SHORT TASK — Find the line containing "Parse this screenshot: output". Retype it and every line after it through the end of the entries, exactly as written, with nothing added.
──────────────────────────────
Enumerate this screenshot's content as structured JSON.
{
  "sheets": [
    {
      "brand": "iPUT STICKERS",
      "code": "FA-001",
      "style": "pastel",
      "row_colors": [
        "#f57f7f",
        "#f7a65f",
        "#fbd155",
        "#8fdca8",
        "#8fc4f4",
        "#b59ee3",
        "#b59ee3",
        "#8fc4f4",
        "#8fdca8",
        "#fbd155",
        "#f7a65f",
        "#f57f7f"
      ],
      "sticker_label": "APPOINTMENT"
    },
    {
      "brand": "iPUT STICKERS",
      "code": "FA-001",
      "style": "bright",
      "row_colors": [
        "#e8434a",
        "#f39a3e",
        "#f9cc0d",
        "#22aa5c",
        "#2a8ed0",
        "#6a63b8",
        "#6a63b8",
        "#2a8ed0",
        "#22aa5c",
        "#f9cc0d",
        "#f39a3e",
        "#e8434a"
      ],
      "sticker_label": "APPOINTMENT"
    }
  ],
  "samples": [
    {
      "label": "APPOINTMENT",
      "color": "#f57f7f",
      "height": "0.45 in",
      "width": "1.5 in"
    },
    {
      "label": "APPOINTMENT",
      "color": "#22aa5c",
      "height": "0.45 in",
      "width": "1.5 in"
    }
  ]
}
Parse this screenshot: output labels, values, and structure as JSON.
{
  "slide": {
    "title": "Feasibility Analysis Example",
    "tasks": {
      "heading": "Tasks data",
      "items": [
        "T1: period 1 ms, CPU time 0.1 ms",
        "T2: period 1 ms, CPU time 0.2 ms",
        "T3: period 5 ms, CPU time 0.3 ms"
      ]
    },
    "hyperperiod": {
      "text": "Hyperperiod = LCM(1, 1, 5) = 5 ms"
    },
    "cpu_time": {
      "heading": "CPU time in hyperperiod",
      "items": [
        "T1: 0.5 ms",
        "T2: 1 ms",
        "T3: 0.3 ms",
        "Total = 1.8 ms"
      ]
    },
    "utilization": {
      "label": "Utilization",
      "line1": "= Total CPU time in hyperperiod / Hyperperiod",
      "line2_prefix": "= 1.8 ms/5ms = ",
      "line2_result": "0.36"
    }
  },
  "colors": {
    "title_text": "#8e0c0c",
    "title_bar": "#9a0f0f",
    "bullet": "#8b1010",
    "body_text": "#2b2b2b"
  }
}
──────────────────────────────
WORKED ANSWER —
Parse this screenshot: output labels, values, and structure as JSON.
{
  "slide": {
    "title": "Feasibility Analysis Example",
    "tasks": {
      "heading": "Tasks data",
      "items": [
        "T1: period 1 ms, CPU time 0.1 ms",
        "T2: period 1 ms, CPU time 0.2 ms",
        "T3: period 5 ms, CPU time 0.3 ms"
      ]
    },
    "hyperperiod": {
      "text": "Hyperperiod = LCM(1, 1, 5) = 5 ms"
    },
    "cpu_time": {
      "heading": "CPU time in hyperperiod",
      "items": [
        "T1: 0.5 ms",
        "T2: 1 ms",
        "T3: 0.3 ms",
        "Total = 1.8 ms"
      ]
    },
    "utilization": {
      "label": "Utilization",
      "line1": "= Total CPU time in hyperperiod / Hyperperiod",
      "line2_prefix": "= 1.8 ms/5ms = ",
      "line2_result": "0.36"
    }
  },
  "colors": {
    "title_text": "#8e0c0c",
    "title_bar": "#9a0f0f",
    "bullet": "#8b1010",
    "body_text": "#2b2b2b"
  }
}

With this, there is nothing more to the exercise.